→ **Goal of the exercise**: Copy out all of the data exactly as it appears.

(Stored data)
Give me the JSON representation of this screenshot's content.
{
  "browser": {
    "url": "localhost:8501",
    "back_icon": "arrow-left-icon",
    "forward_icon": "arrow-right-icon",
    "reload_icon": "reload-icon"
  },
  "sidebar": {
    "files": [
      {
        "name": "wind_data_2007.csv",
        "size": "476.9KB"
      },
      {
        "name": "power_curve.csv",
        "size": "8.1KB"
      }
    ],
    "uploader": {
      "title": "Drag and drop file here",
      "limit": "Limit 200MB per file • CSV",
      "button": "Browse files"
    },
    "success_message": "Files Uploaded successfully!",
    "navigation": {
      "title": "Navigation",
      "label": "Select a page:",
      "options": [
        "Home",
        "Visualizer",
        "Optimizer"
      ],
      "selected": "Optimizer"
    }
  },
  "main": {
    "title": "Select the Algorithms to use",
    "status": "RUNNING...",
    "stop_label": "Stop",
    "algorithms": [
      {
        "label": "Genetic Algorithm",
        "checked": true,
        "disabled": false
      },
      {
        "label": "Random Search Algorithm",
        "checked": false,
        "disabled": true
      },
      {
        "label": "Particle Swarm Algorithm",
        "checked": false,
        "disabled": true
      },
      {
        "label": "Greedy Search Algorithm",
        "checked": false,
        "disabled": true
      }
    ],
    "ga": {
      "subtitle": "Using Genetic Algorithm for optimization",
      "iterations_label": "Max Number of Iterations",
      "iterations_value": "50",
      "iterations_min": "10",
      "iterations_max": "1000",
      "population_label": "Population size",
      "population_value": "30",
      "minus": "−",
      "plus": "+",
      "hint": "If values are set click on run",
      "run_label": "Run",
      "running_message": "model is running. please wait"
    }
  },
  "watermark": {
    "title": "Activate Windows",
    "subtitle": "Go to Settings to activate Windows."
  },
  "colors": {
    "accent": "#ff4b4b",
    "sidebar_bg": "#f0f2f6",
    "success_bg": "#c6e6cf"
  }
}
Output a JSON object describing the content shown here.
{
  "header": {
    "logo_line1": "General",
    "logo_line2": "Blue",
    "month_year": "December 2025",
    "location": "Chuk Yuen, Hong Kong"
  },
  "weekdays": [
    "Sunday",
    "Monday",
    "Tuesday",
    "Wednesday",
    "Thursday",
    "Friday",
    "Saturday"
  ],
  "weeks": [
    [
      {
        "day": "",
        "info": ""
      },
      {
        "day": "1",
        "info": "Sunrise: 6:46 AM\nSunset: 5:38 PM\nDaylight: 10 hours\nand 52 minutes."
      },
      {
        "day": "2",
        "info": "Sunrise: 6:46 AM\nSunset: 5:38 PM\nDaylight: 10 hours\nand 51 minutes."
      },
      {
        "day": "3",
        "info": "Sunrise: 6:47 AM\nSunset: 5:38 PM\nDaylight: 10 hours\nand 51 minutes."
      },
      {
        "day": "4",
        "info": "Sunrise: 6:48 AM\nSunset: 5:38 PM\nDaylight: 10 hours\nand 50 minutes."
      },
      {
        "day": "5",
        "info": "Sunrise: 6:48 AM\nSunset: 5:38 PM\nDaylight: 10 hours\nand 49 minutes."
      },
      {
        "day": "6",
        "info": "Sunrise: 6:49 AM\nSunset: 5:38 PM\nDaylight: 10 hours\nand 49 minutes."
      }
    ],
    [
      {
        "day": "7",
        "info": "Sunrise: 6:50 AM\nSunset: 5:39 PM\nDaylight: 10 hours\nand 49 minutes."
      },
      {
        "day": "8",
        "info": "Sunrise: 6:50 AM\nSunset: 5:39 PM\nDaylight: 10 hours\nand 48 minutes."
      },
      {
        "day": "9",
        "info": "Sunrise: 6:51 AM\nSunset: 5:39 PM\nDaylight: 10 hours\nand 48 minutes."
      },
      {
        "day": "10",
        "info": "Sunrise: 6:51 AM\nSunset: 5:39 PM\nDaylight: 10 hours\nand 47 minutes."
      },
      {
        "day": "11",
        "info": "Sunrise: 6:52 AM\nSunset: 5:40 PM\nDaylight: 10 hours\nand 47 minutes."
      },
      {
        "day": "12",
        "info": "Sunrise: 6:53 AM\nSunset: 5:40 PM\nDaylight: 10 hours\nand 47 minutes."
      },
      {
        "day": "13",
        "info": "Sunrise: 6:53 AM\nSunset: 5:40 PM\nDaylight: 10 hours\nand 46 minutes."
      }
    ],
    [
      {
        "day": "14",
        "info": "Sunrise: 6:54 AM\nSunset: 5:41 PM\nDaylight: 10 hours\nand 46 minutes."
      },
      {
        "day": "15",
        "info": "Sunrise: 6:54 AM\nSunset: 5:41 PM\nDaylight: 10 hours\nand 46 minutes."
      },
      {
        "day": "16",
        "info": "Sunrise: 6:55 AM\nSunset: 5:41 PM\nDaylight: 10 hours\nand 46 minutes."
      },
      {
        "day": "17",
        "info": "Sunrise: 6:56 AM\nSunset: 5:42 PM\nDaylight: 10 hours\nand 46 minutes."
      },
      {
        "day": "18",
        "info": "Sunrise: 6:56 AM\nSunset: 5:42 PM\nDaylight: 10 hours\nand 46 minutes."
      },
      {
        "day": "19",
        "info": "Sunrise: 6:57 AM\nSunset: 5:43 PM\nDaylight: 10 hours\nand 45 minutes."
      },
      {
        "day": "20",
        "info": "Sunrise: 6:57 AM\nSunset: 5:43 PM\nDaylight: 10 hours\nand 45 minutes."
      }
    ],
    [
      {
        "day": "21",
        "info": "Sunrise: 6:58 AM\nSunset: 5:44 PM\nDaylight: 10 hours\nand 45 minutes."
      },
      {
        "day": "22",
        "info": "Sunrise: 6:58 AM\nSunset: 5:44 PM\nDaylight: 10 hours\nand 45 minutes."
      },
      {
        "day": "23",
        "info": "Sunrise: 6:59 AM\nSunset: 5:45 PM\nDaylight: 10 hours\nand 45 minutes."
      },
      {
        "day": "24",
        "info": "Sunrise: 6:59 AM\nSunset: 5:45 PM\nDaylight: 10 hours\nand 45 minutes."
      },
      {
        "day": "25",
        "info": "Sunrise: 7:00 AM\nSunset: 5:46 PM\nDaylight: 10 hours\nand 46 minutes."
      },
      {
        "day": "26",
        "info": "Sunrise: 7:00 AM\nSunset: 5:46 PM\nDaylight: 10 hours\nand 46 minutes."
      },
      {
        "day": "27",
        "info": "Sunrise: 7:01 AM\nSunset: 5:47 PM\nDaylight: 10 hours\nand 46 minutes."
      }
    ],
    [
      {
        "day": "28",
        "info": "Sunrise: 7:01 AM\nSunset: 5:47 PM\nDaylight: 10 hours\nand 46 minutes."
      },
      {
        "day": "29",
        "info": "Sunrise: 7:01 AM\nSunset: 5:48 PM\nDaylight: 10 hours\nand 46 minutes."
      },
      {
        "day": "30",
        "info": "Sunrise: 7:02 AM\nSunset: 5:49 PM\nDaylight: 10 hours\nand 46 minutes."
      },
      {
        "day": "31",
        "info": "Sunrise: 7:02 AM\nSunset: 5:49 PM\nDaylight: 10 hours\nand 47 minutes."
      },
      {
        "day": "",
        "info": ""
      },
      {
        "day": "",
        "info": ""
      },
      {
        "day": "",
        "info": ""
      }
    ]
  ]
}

→ **Complete answer**:
Give me the JSON representation of this screenshot's content.
{
  "browser": {
    "url": "localhost:8501",
    "back_icon": "arrow-left-icon",
    "forward_icon": "arrow-right-icon",
    "reload_icon": "reload-icon"
  },
  "sidebar": {
    "files": [
      {
        "name": "wind_data_2007.csv",
        "size": "476.9KB"
      },
      {
        "name": "power_curve.csv",
        "size": "8.1KB"
      }
    ],
    "uploader": {
      "title": "Drag and drop file here",
      "limit": "Limit 200MB per file • CSV",
      "button": "Browse files"
    },
    "success_message": "Files Uploaded successfully!",
    "navigation": {
      "title": "Navigation",
      "label": "Select a page:",
      "options": [
        "Home",
        "Visualizer",
        "Optimizer"
      ],
      "selected": "Optimizer"
    }
  },
  "main": {
    "title": "Select the Algorithms to use",
    "status": "RUNNING...",
    "stop_label": "Stop",
    "algorithms": [
      {
        "label": "Genetic Algorithm",
        "checked": true,
        "disabled": false
      },
      {
        "label": "Random Search Algorithm",
        "checked": false,
        "disabled": true
      },
      {
        "label": "Particle Swarm Algorithm",
        "checked": false,
        "disabled": true
      },
      {
        "label": "Greedy Search Algorithm",
        "checked": false,
        "disabled": true
      }
    ],
    "ga": {
      "subtitle": "Using Genetic Algorithm for optimization",
      "iterations_label": "Max Number of Iterations",
      "iterations_value": "50",
      "iterations_min": "10",
      "iterations_max": "1000",
      "population_label": "Population size",
      "population_value": "30",
      "minus": "−",
      "plus": "+",
      "hint": "If values are set click on run",
      "run_label": "Run",
      "running_message": "model is running. please wait"
    }
  },
  "watermark": {
    "title": "Activate Windows",
    "subtitle": "Go to Settings to activate Windows."
  },
  "colors": {
    "accent": "#ff4b4b",
    "sidebar_bg": "#f0f2f6",
    "success_bg": "#c6e6cf"
  }
}
Output a JSON object describing the content shown here.
{
  "header": {
    "logo_line1": "General",
    "logo_line2": "Blue",
    "month_year": "December 2025",
    "location": "Chuk Yuen, Hong Kong"
  },
  "weekdays": [
    "Sunday",
    "Monday",
    "Tuesday",
    "Wednesday",
    "Thursday",
    "Friday",
    "Saturday"
  ],
  "weeks": [
    [
      {
        "day": "",
        "info": ""
      },
      {
        "day": "1",
        "info": "Sunrise: 6:46 AM\nSunset: 5:38 PM\nDaylight: 10 hours\nand 52 minutes."
      },
      {
        "day": "2",
        "info": "Sunrise: 6:46 AM\nSunset: 5:38 PM\nDaylight: 10 hours\nand 51 minutes."
      },
      {
        "day": "3",
        "info": "Sunrise: 6:47 AM\nSunset: 5:38 PM\nDaylight: 10 hours\nand 51 minutes."
      },
      {
        "day": "4",
        "info": "Sunrise: 6:48 AM\nSunset: 5:38 PM\nDaylight: 10 hours\nand 50 minutes."
      },
      {
        "day": "5",
        "info": "Sunrise: 6:48 AM\nSunset: 5:38 PM\nDaylight: 10 hours\nand 49 minutes."
      },
      {
        "day": "6",
        "info": "Sunrise: 6:49 AM\nSunset: 5:38 PM\nDaylight: 10 hours\nand 49 minutes."
      }
    ],
    [
      {
        "day": "7",
        "info": "Sunrise: 6:50 AM\nSunset: 5:39 PM\nDaylight: 10 hours\nand 49 minutes."
      },
      {
        "day": "8",
        "info": "Sunrise: 6:50 AM\nSunset: 5:39 PM\nDaylight: 10 hours\nand 48 minutes."
      },
      {
        "day": "9",
        "info": "Sunrise: 6:51 AM\nSunset: 5:39 PM\nDaylight: 10 hours\nand 48 minutes."
      },
      {
        "day": "10",
        "info": "Sunrise: 6:51 AM\nSunset: 5:39 PM\nDaylight: 10 hours\nand 47 minutes."
      },
      {
        "day": "11",
        "info": "Sunrise: 6:52 AM\nSunset: 5:40 PM\nDaylight: 10 hours\nand 47 minutes."
      },
      {
        "day": "12",
        "info": "Sunrise: 6:53 AM\nSunset: 5:40 PM\nDaylight: 10 hours\nand 47 minutes."
      },
      {
        "day": "13",
        "info": "Sunrise: 6:53 AM\nSunset: 5:40 PM\nDaylight: 10 hours\nand 46 minutes."
      }
    ],
    [
      {
        "day": "14",
        "info": "Sunrise: 6:54 AM\nSunset: 5:41 PM\nDaylight: 10 hours\nand 46 minutes."
      },
      {
        "day": "15",
        "info": "Sunrise: 6:54 AM\nSunset: 5:41 PM\nDaylight: 10 hours\nand 46 minutes."
      },
      {
        "day": "16",
        "info": "Sunrise: 6:55 AM\nSunset: 5:41 PM\nDaylight: 10 hours\nand 46 minutes."
      },
      {
        "day": "17",
        "info": "Sunrise: 6:56 AM\nSunset: 5:42 PM\nDaylight: 10 hours\nand 46 minutes."
      },
      {
        "day": "18",
        "info": "Sunrise: 6:56 AM\nSunset: 5:42 PM\nDaylight: 10 hours\nand 46 minutes."
      },
      {
        "day": "19",
        "info": "Sunrise: 6:57 AM\nSunset: 5:43 PM\nDaylight: 10 hours\nand 45 minutes."
      },
      {
        "day": "20",
        "info": "Sunrise: 6:57 AM\nSunset: 5:43 PM\nDaylight: 10 hours\nand 45 minutes."
      }
    ],
    [
      {
        "day": "21",
        "info": "Sunrise: 6:58 AM\nSunset: 5:44 PM\nDaylight: 10 hours\nand 45 minutes."
      },
      {
        "day": "22",
        "info": "Sunrise: 6:58 AM\nSunset: 5:44 PM\nDaylight: 10 hours\nand 45 minutes."
      },
      {
        "day": "23",
        "info": "Sunrise: 6:59 AM\nSunset: 5:45 PM\nDaylight: 10 hours\nand 45 minutes."
      },
      {
        "day": "24",
        "info": "Sunrise: 6:59 AM\nSunset: 5:45 PM\nDaylight: 10 hours\nand 45 minutes."
      },
      {
        "day": "25",
        "info": "Sunrise: 7:00 AM\nSunset: 5:46 PM\nDaylight: 10 hours\nand 46 minutes."
      },
      {
        "day": "26",
        "info": "Sunrise: 7:00 AM\nSunset: 5:46 PM\nDaylight: 10 hours\nand 46 minutes."
      },
      {
        "day": "27",
        "info": "Sunrise: 7:01 AM\nSunset: 5:47 PM\nDaylight: 10 hours\nand 46 minutes."
      }
    ],
    [
      {
        "day": "28",
        "info": "Sunrise: 7:01 AM\nSunset: 5:47 PM\nDaylight: 10 hours\nand 46 minutes."
      },
      {
        "day": "29",
        "info": "Sunrise: 7:01 AM\nSunset: 5:48 PM\nDaylight: 10 hours\nand 46 minutes."
      },
      {
        "day": "30",
        "info": "Sunrise: 7:02 AM\nSunset: 5:49 PM\nDaylight: 10 hours\nand 46 minutes."
      },
      {
        "day": "31",
        "info": "Sunrise: 7:02 AM\nSunset: 5:49 PM\nDaylight: 10 hours\nand 47 minutes."
      },
      {
        "day": "",
        "info": ""
      },
      {
        "day": "",
        "info": ""
      },
      {
        "day": "",
        "info": ""
      }
    ]
  ]
}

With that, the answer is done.